§ **Task objective**:
Write out each line that follows exactly as it stands, without the pictures.
-- BEGIN --
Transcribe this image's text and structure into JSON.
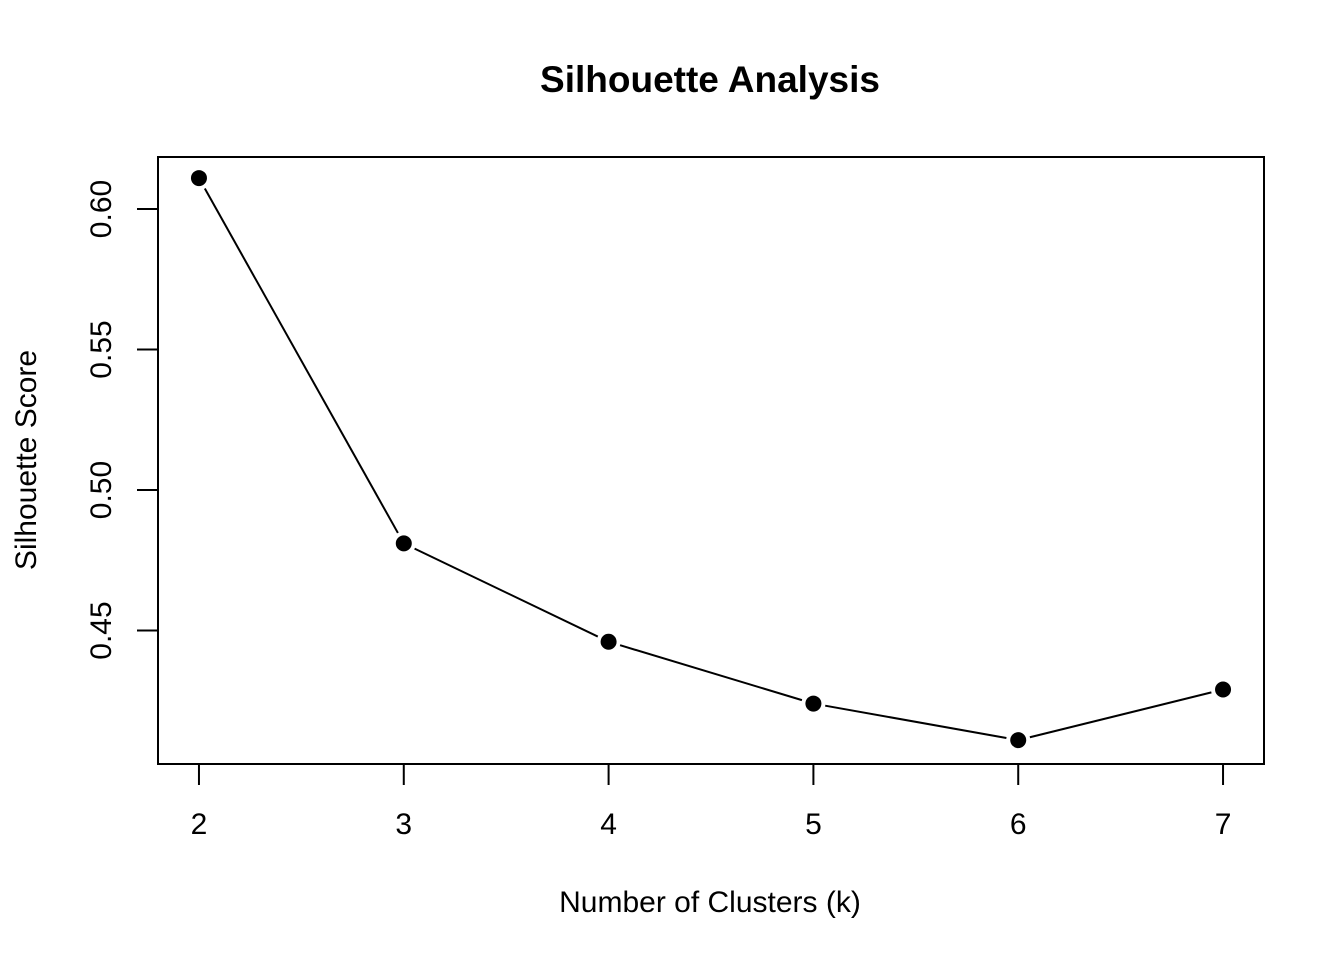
{
  "chart_data": {
    "type": "line",
    "title": "Silhouette Analysis",
    "xlabel": "Number of Clusters (k)",
    "ylabel": "Silhouette Score",
    "x": [
      2,
      3,
      4,
      5,
      6,
      7
    ],
    "series": [
      {
        "values": [
          0.611,
          0.481,
          0.446,
          0.424,
          0.411,
          0.429
        ]
      }
    ],
    "x_ticks": [
      "2",
      "3",
      "4",
      "5",
      "6",
      "7"
    ],
    "y_ticks": [
      "0.45",
      "0.50",
      "0.55",
      "0.60"
    ],
    "xlim": [
      1.8,
      7.2
    ],
    "ylim": [
      0.4025,
      0.6185
    ],
    "grid": false,
    "legend": "none",
    "line_color": "#000000",
    "marker_color": "#000000"
  }
}
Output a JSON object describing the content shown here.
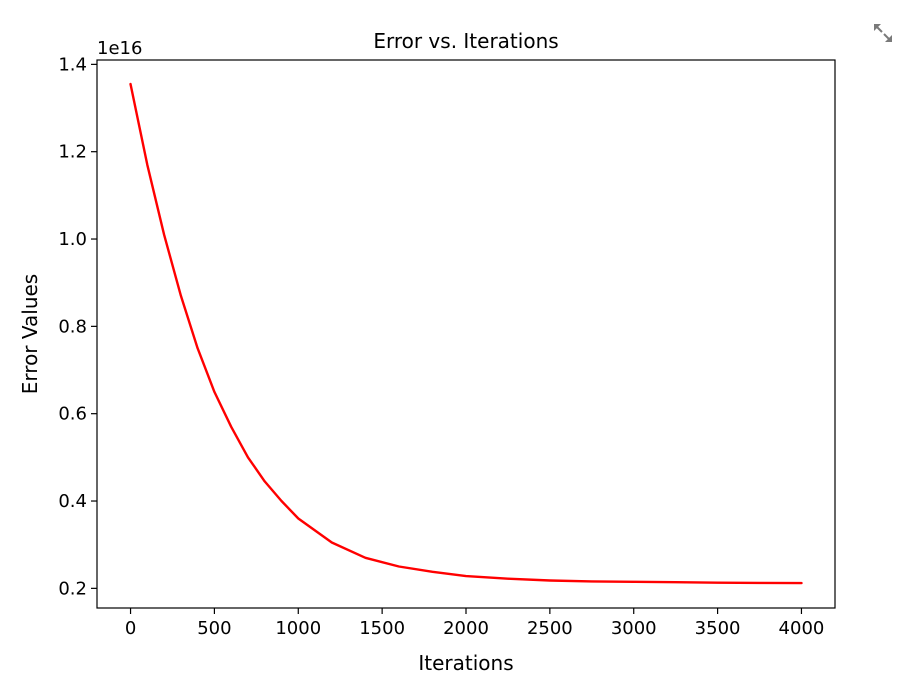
{
  "toolbar": {
    "expand_icon": "expand-arrows-icon"
  },
  "chart_data": {
    "type": "line",
    "title": "Error vs. Iterations",
    "xlabel": "Iterations",
    "ylabel": "Error Values",
    "y_offset_label": "1e16",
    "xlim": [
      -200,
      4200
    ],
    "ylim": [
      0.155,
      1.41
    ],
    "x_ticks": [
      0,
      500,
      1000,
      1500,
      2000,
      2500,
      3000,
      3500,
      4000
    ],
    "x_tick_labels": [
      "0",
      "500",
      "1000",
      "1500",
      "2000",
      "2500",
      "3000",
      "3500",
      "4000"
    ],
    "y_ticks": [
      0.2,
      0.4,
      0.6,
      0.8,
      1.0,
      1.2,
      1.4
    ],
    "y_tick_labels": [
      "0.2",
      "0.4",
      "0.6",
      "0.8",
      "1.0",
      "1.2",
      "1.4"
    ],
    "grid": false,
    "series": [
      {
        "color": "#ff0000",
        "x": [
          0,
          100,
          200,
          300,
          400,
          500,
          600,
          700,
          800,
          900,
          1000,
          1200,
          1400,
          1600,
          1800,
          2000,
          2250,
          2500,
          2750,
          3000,
          3250,
          3500,
          3750,
          4000
        ],
        "y": [
          1.355,
          1.17,
          1.01,
          0.87,
          0.75,
          0.65,
          0.57,
          0.5,
          0.445,
          0.4,
          0.36,
          0.305,
          0.27,
          0.25,
          0.238,
          0.228,
          0.222,
          0.218,
          0.216,
          0.215,
          0.214,
          0.213,
          0.2125,
          0.212
        ]
      }
    ]
  }
}
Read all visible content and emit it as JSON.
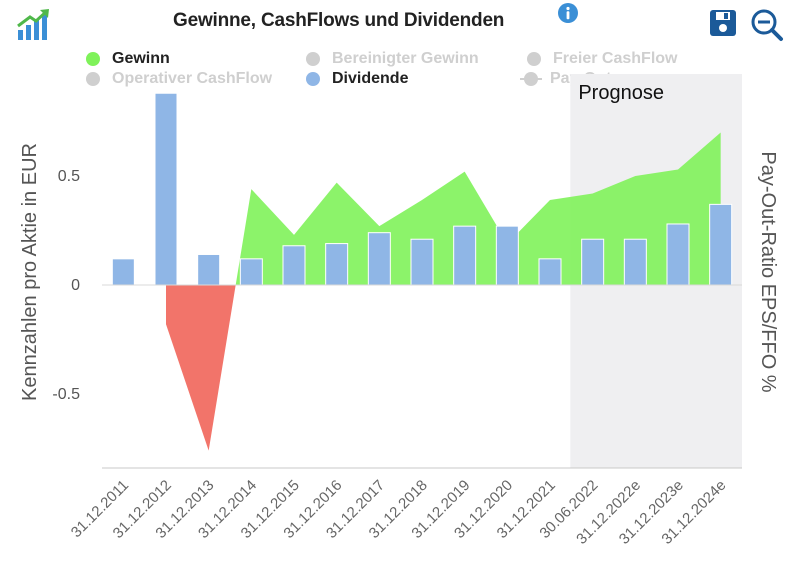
{
  "header": {
    "title": "Gewinne, CashFlows und Dividenden",
    "icons": {
      "logo": "trending-chart-logo",
      "info": "info-icon",
      "save": "save-icon",
      "zoom": "zoom-out-icon"
    }
  },
  "legend": {
    "items": [
      {
        "label": "Gewinn",
        "color": "#7ff25a",
        "active": true
      },
      {
        "label": "Bereinigter Gewinn",
        "color": "#cfcfcf",
        "active": false
      },
      {
        "label": "Freier CashFlow",
        "color": "#cfcfcf",
        "active": false
      },
      {
        "label": "Operativer CashFlow",
        "color": "#cfcfcf",
        "active": false
      },
      {
        "label": "Dividende",
        "color": "#8fb6e6",
        "active": true
      },
      {
        "label": "Pay-Out",
        "color": "#cfcfcf",
        "active": false
      }
    ]
  },
  "chart_data": {
    "type": "bar",
    "title": "Gewinne, CashFlows und Dividenden",
    "ylabel": "Kennzahlen pro Aktie in EUR",
    "y2label": "Pay-Out-Ratio EPS/FFO %",
    "ylim": [
      -0.84,
      0.95
    ],
    "yticks": [
      -0.5,
      0,
      0.5
    ],
    "ytick_labels": [
      "-0.5",
      "0",
      "0.5"
    ],
    "categories": [
      "31.12.2011",
      "31.12.2012",
      "31.12.2013",
      "31.12.2014",
      "31.12.2015",
      "31.12.2016",
      "31.12.2017",
      "31.12.2018",
      "31.12.2019",
      "31.12.2020",
      "31.12.2021",
      "30.06.2022",
      "31.12.2022e",
      "31.12.2023e",
      "31.12.2024e"
    ],
    "forecast_label": "Prognose",
    "forecast_start_index": 11,
    "series": [
      {
        "name": "Gewinn",
        "type": "area",
        "color_positive": "#7ff25a",
        "color_negative": "#f1655a",
        "values": [
          null,
          -0.18,
          -0.76,
          0.44,
          0.23,
          0.47,
          0.27,
          0.39,
          0.52,
          0.19,
          0.39,
          0.42,
          0.5,
          0.53,
          0.7
        ]
      },
      {
        "name": "Dividende",
        "type": "bar",
        "color": "#8fb6e6",
        "values": [
          0.12,
          0.88,
          0.14,
          0.12,
          0.18,
          0.19,
          0.24,
          0.21,
          0.27,
          0.27,
          0.12,
          0.21,
          0.21,
          0.28,
          0.37
        ]
      }
    ],
    "grid": false
  }
}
-- END --
§ **Written reply**:
Transcribe this image's text and structure into JSON.
{
  "chart_data": {
    "type": "line",
    "title": "Silhouette Analysis",
    "xlabel": "Number of Clusters (k)",
    "ylabel": "Silhouette Score",
    "x": [
      2,
      3,
      4,
      5,
      6,
      7
    ],
    "series": [
      {
        "values": [
          0.611,
          0.481,
          0.446,
          0.424,
          0.411,
          0.429
        ]
      }
    ],
    "x_ticks": [
      "2",
      "3",
      "4",
      "5",
      "6",
      "7"
    ],
    "y_ticks": [
      "0.45",
      "0.50",
      "0.55",
      "0.60"
    ],
    "xlim": [
      1.8,
      7.2
    ],
    "ylim": [
      0.4025,
      0.6185
    ],
    "grid": false,
    "legend": "none",
    "line_color": "#000000",
    "marker_color": "#000000"
  }
}
Output a JSON object describing the content shown here.
{
  "toolbar": {
    "expand_icon": "expand-arrows-icon"
  },
  "chart_data": {
    "type": "line",
    "title": "Error vs. Iterations",
    "xlabel": "Iterations",
    "ylabel": "Error Values",
    "y_offset_label": "1e16",
    "xlim": [
      -200,
      4200
    ],
    "ylim": [
      0.155,
      1.41
    ],
    "x_ticks": [
      0,
      500,
      1000,
      1500,
      2000,
      2500,
      3000,
      3500,
      4000
    ],
    "x_tick_labels": [
      "0",
      "500",
      "1000",
      "1500",
      "2000",
      "2500",
      "3000",
      "3500",
      "4000"
    ],
    "y_ticks": [
      0.2,
      0.4,
      0.6,
      0.8,
      1.0,
      1.2,
      1.4
    ],
    "y_tick_labels": [
      "0.2",
      "0.4",
      "0.6",
      "0.8",
      "1.0",
      "1.2",
      "1.4"
    ],
    "grid": false,
    "series": [
      {
        "color": "#ff0000",
        "x": [
          0,
          100,
          200,
          300,
          400,
          500,
          600,
          700,
          800,
          900,
          1000,
          1200,
          1400,
          1600,
          1800,
          2000,
          2250,
          2500,
          2750,
          3000,
          3250,
          3500,
          3750,
          4000
        ],
        "y": [
          1.355,
          1.17,
          1.01,
          0.87,
          0.75,
          0.65,
          0.57,
          0.5,
          0.445,
          0.4,
          0.36,
          0.305,
          0.27,
          0.25,
          0.238,
          0.228,
          0.222,
          0.218,
          0.216,
          0.215,
          0.214,
          0.213,
          0.2125,
          0.212
        ]
      }
    ]
  }
}
Read all visible content and emit it as JSON.
{
  "header": {
    "title": "Gewinne, CashFlows und Dividenden",
    "icons": {
      "logo": "trending-chart-logo",
      "info": "info-icon",
      "save": "save-icon",
      "zoom": "zoom-out-icon"
    }
  },
  "legend": {
    "items": [
      {
        "label": "Gewinn",
        "color": "#7ff25a",
        "active": true
      },
      {
        "label": "Bereinigter Gewinn",
        "color": "#cfcfcf",
        "active": false
      },
      {
        "label": "Freier CashFlow",
        "color": "#cfcfcf",
        "active": false
      },
      {
        "label": "Operativer CashFlow",
        "color": "#cfcfcf",
        "active": false
      },
      {
        "label": "Dividende",
        "color": "#8fb6e6",
        "active": true
      },
      {
        "label": "Pay-Out",
        "color": "#cfcfcf",
        "active": false
      }
    ]
  },
  "chart_data": {
    "type": "bar",
    "title": "Gewinne, CashFlows und Dividenden",
    "ylabel": "Kennzahlen pro Aktie in EUR",
    "y2label": "Pay-Out-Ratio EPS/FFO %",
    "ylim": [
      -0.84,
      0.95
    ],
    "yticks": [
      -0.5,
      0,
      0.5
    ],
    "ytick_labels": [
      "-0.5",
      "0",
      "0.5"
    ],
    "categories": [
      "31.12.2011",
      "31.12.2012",
      "31.12.2013",
      "31.12.2014",
      "31.12.2015",
      "31.12.2016",
      "31.12.2017",
      "31.12.2018",
      "31.12.2019",
      "31.12.2020",
      "31.12.2021",
      "30.06.2022",
      "31.12.2022e",
      "31.12.2023e",
      "31.12.2024e"
    ],
    "forecast_label": "Prognose",
    "forecast_start_index": 11,
    "series": [
      {
        "name": "Gewinn",
        "type": "area",
        "color_positive": "#7ff25a",
        "color_negative": "#f1655a",
        "values": [
          null,
          -0.18,
          -0.76,
          0.44,
          0.23,
          0.47,
          0.27,
          0.39,
          0.52,
          0.19,
          0.39,
          0.42,
          0.5,
          0.53,
          0.7
        ]
      },
      {
        "name": "Dividende",
        "type": "bar",
        "color": "#8fb6e6",
        "values": [
          0.12,
          0.88,
          0.14,
          0.12,
          0.18,
          0.19,
          0.24,
          0.21,
          0.27,
          0.27,
          0.12,
          0.21,
          0.21,
          0.28,
          0.37
        ]
      }
    ],
    "grid": false
  }
}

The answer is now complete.